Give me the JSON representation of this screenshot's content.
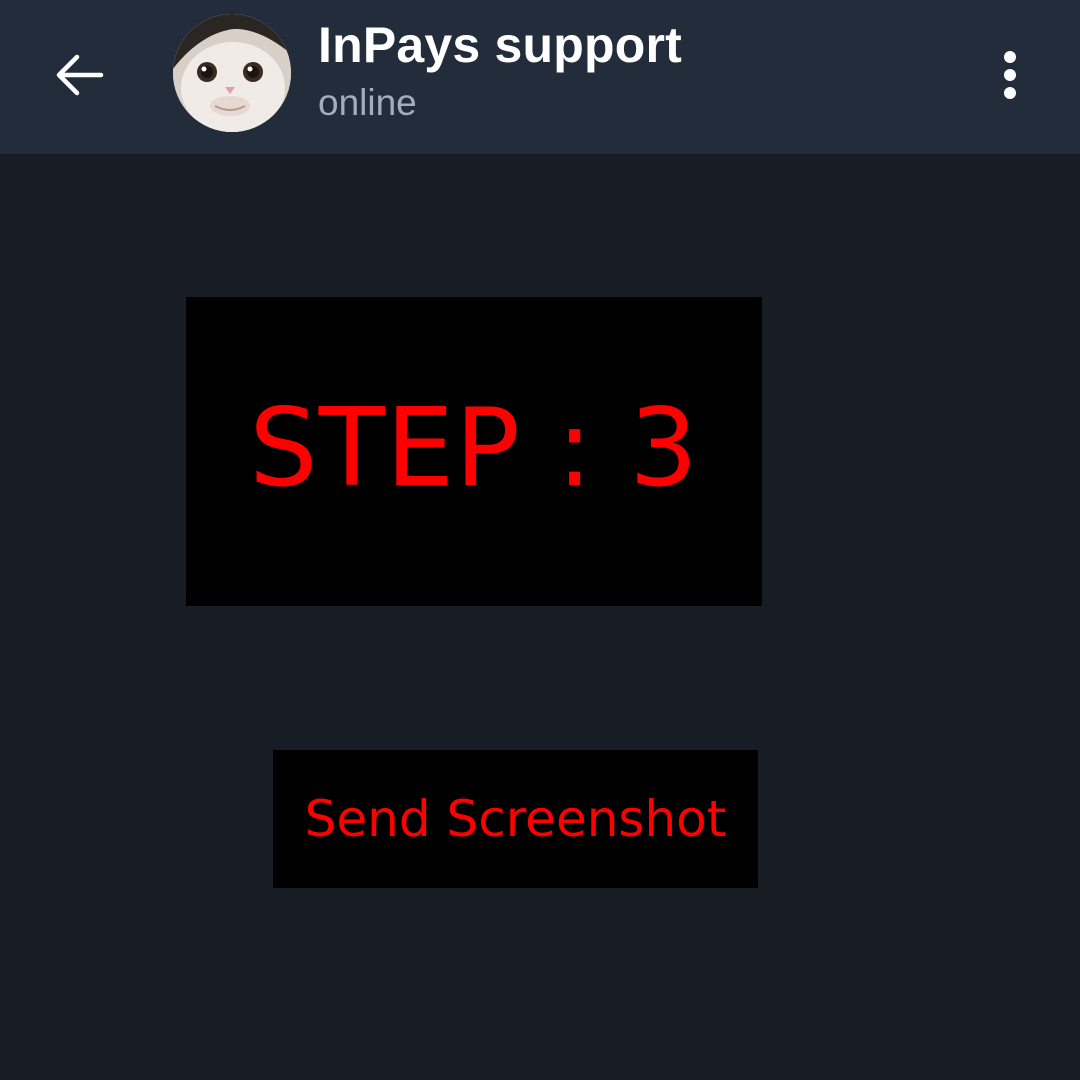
{
  "colors": {
    "header_bg": "#222c3b",
    "chat_bg": "#171c25",
    "title_text": "#ffffff",
    "status_text": "#a3adbb",
    "accent_red": "#ff0000",
    "box_bg": "#000000"
  },
  "header": {
    "back_icon": "arrow-left-icon",
    "avatar_icon": "cat-avatar",
    "title": "InPays support",
    "status": "online",
    "menu_icon": "more-vertical-icon"
  },
  "messages": {
    "step_image": {
      "text": "STEP : 3"
    },
    "screenshot_button": {
      "label": "Send Screenshot"
    }
  }
}
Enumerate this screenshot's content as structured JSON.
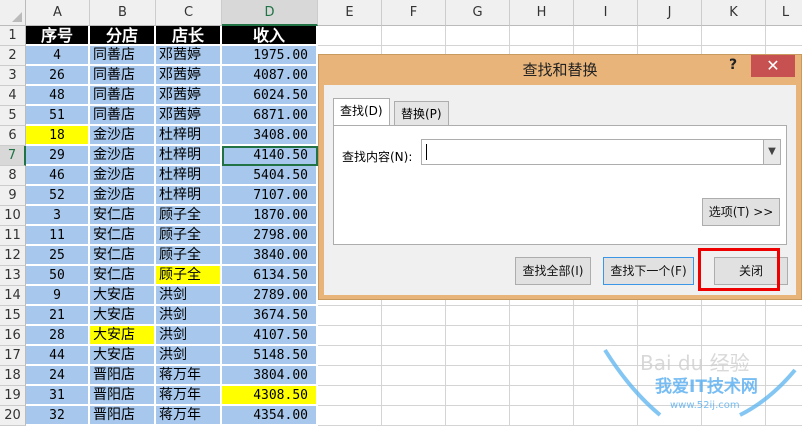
{
  "columns": [
    "A",
    "B",
    "C",
    "D",
    "E",
    "F",
    "G",
    "H",
    "I",
    "J",
    "K",
    "L"
  ],
  "header_row": [
    "序号",
    "分店",
    "店长",
    "收入"
  ],
  "rows": [
    [
      "4",
      "同善店",
      "邓茜婷",
      "1975.00"
    ],
    [
      "26",
      "同善店",
      "邓茜婷",
      "4087.00"
    ],
    [
      "48",
      "同善店",
      "邓茜婷",
      "6024.50"
    ],
    [
      "51",
      "同善店",
      "邓茜婷",
      "6871.00"
    ],
    [
      "18",
      "金沙店",
      "杜梓明",
      "3408.00"
    ],
    [
      "29",
      "金沙店",
      "杜梓明",
      "4140.50"
    ],
    [
      "46",
      "金沙店",
      "杜梓明",
      "5404.50"
    ],
    [
      "52",
      "金沙店",
      "杜梓明",
      "7107.00"
    ],
    [
      "3",
      "安仁店",
      "顾子全",
      "1870.00"
    ],
    [
      "11",
      "安仁店",
      "顾子全",
      "2798.00"
    ],
    [
      "25",
      "安仁店",
      "顾子全",
      "3840.00"
    ],
    [
      "50",
      "安仁店",
      "顾子全",
      "6134.50"
    ],
    [
      "9",
      "大安店",
      "洪剑",
      "2789.00"
    ],
    [
      "21",
      "大安店",
      "洪剑",
      "3674.50"
    ],
    [
      "28",
      "大安店",
      "洪剑",
      "4107.50"
    ],
    [
      "44",
      "大安店",
      "洪剑",
      "5148.50"
    ],
    [
      "24",
      "晋阳店",
      "蒋万年",
      "3804.00"
    ],
    [
      "31",
      "晋阳店",
      "蒋万年",
      "4308.50"
    ],
    [
      "32",
      "晋阳店",
      "蒋万年",
      "4354.00"
    ]
  ],
  "highlighted_cells": [
    "A6",
    "C13",
    "B16",
    "D19"
  ],
  "active_cell": "D7",
  "colors": {
    "data_fill": "#a7c8ec",
    "highlight": "#ffff00",
    "header_fill": "#000000",
    "dialog_frame": "#e8b47a",
    "close_red": "#c75050"
  },
  "dialog": {
    "title": "查找和替换",
    "help": "?",
    "close": "✕",
    "tabs": [
      "查找(D)",
      "替换(P)"
    ],
    "find_label": "查找内容(N):",
    "find_value": "",
    "options_button": "选项(T) >>",
    "find_all": "查找全部(I)",
    "find_next": "查找下一个(F)",
    "close_button": "关闭"
  },
  "watermark": {
    "line1": "Bai du 经验",
    "line2": "我爱IT技术网",
    "line3": "www.52ij.com"
  }
}
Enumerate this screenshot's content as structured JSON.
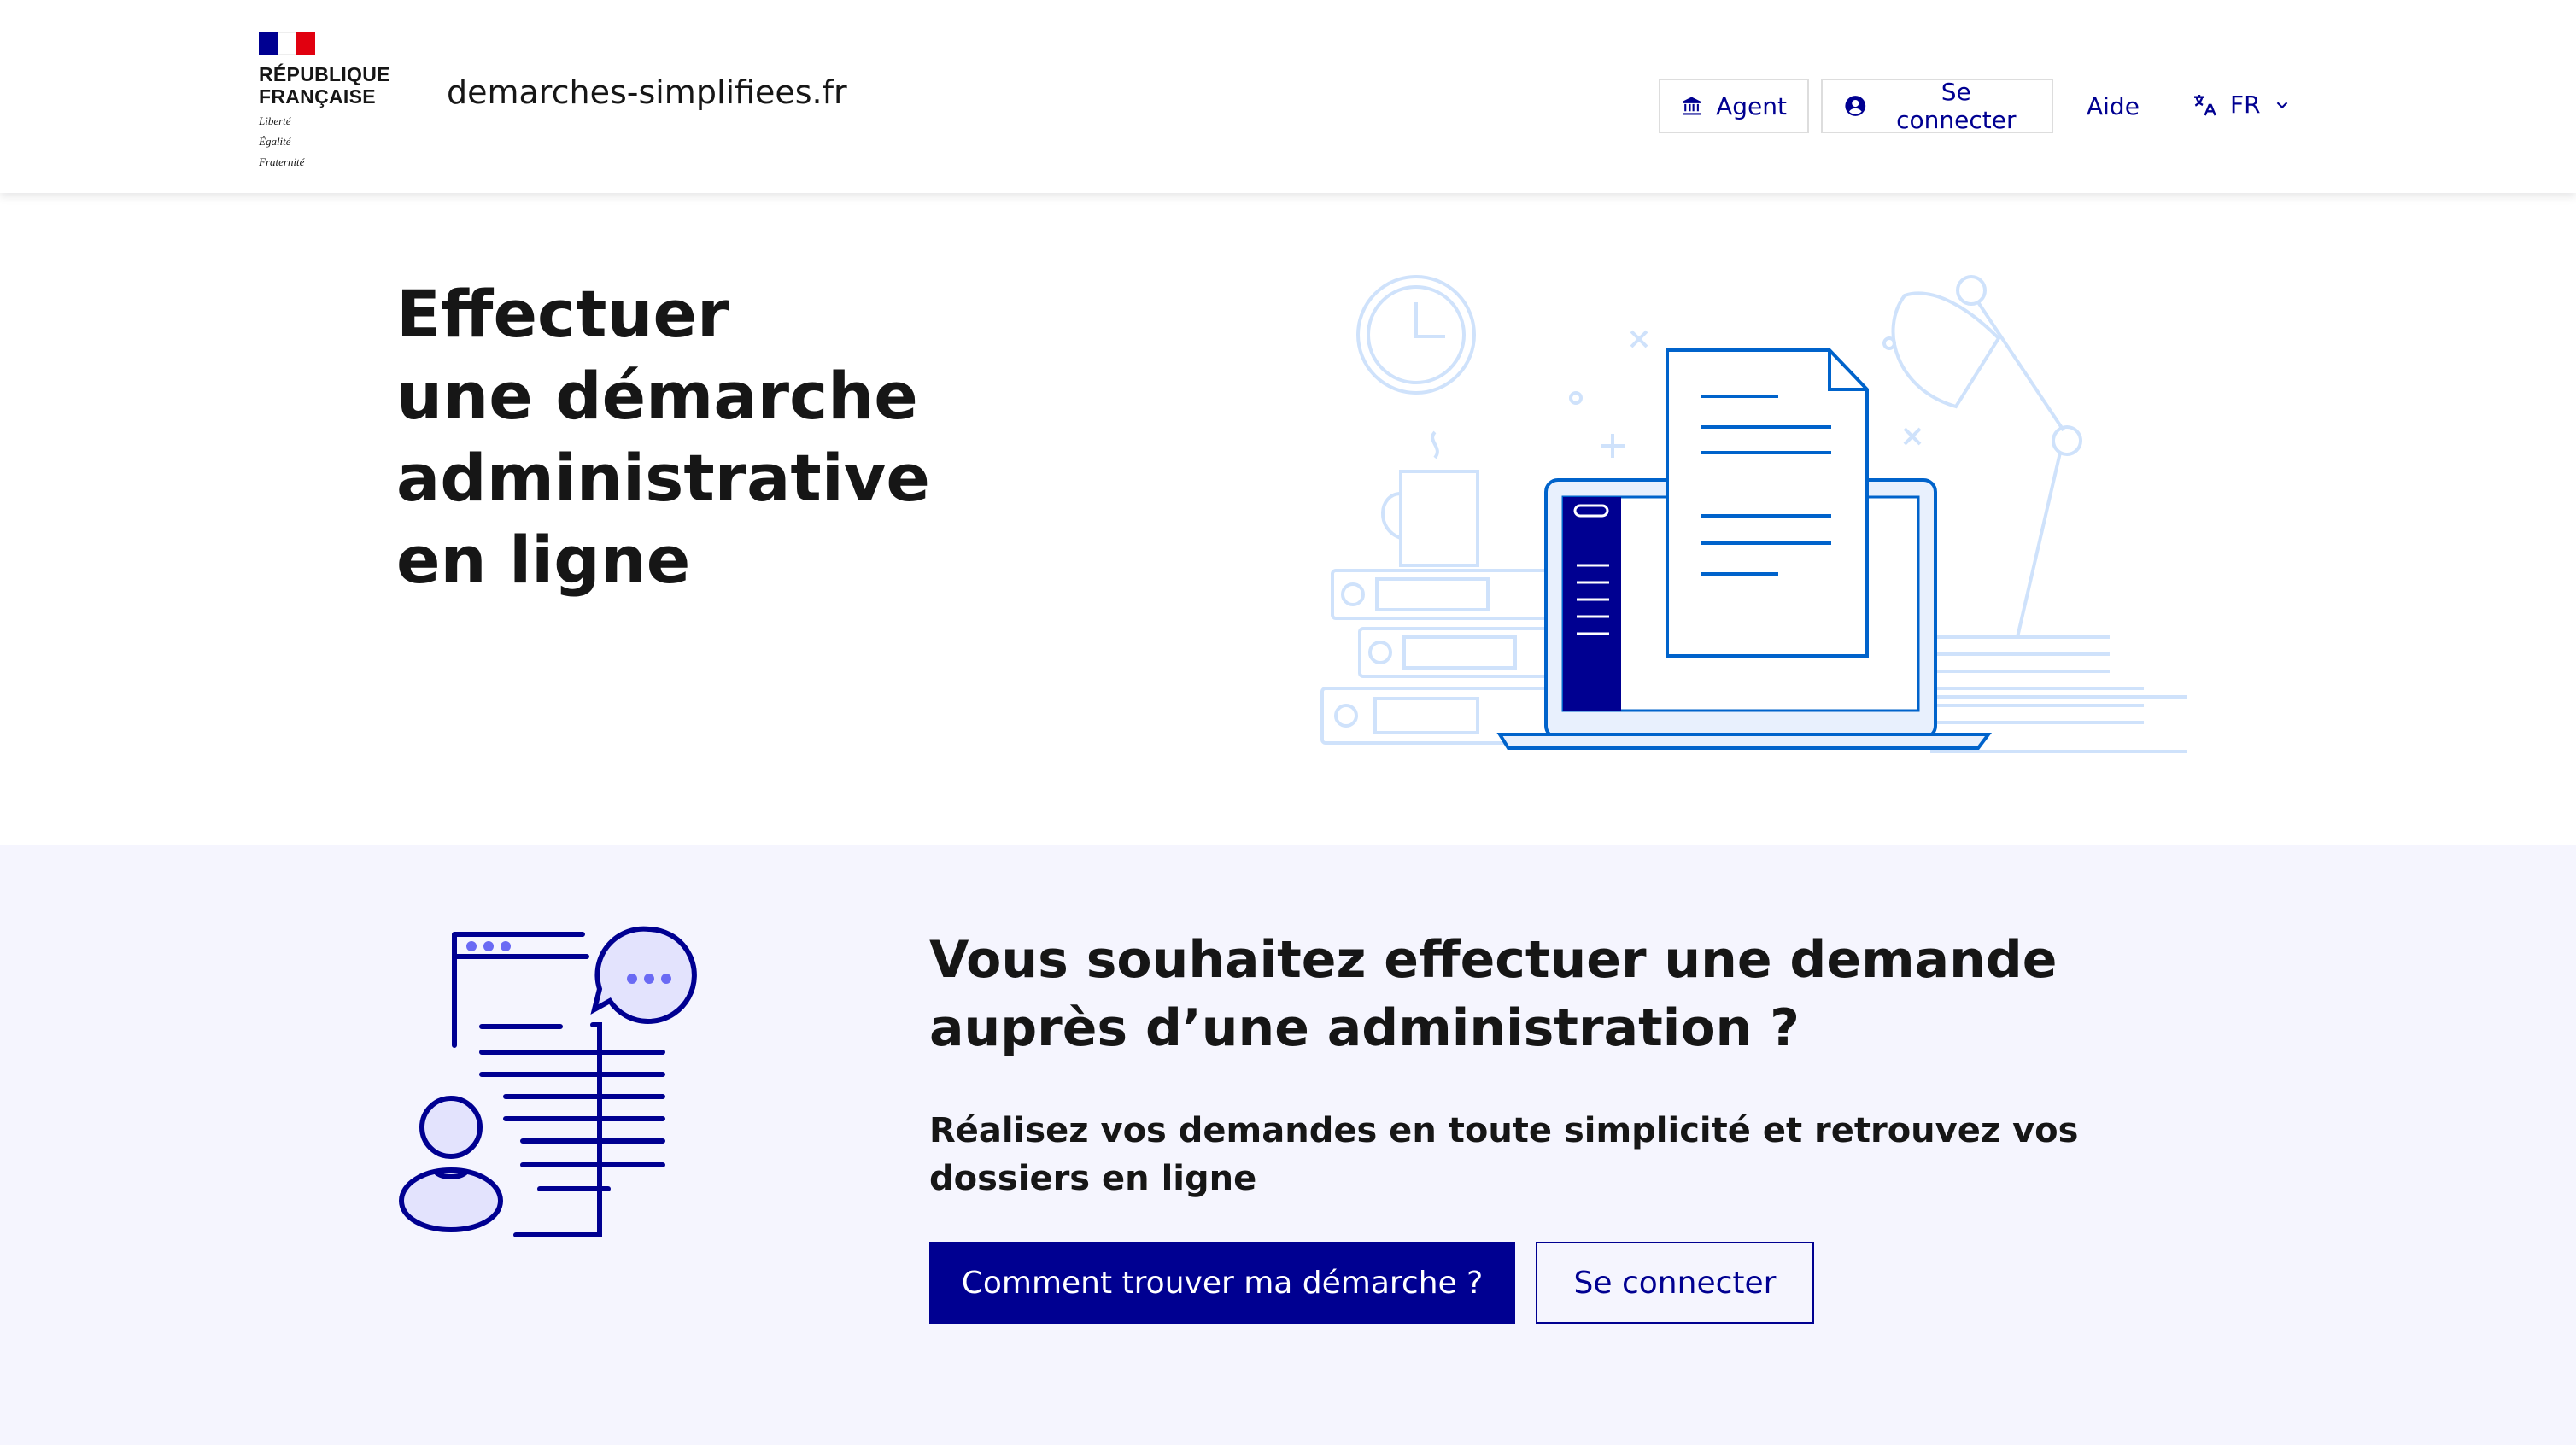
{
  "header": {
    "rf_line1": "RÉPUBLIQUE",
    "rf_line2": "FRANÇAISE",
    "motto_line1": "Liberté",
    "motto_line2": "Égalité",
    "motto_line3": "Fraternité",
    "site_name": "demarches-simplifiees.fr",
    "agent_label": "Agent",
    "connect_label": "Se connecter",
    "help_label": "Aide",
    "lang_label": "FR"
  },
  "hero": {
    "title_line1": "Effectuer",
    "title_line2": "une démarche",
    "title_line3": "administrative",
    "title_line4": "en ligne"
  },
  "lower": {
    "title": "Vous souhaitez effectuer une demande auprès d’une administration ?",
    "subtitle": "Réalisez vos demandes en toute simplicité et retrouvez vos dossiers en ligne",
    "primary_button": "Comment trouver ma démarche ?",
    "secondary_button": "Se connecter"
  },
  "colors": {
    "brand_blue": "#000091",
    "marianne_red": "#e1000f",
    "section_bg": "#f5f5fe",
    "illustration_blue": "#0063cb",
    "illustration_light": "#cfe2fb"
  },
  "icons": {
    "agent": "bank-icon",
    "connect": "account-circle-icon",
    "lang": "translate-icon",
    "lang_chevron": "chevron-down-icon"
  }
}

+ + + + + + +

§ EXERCISE REQUIREMENTS
Compute how many lines include the string "ligne", then give that number by itself.

§ ANSWER FOR THIS EXERCISE
2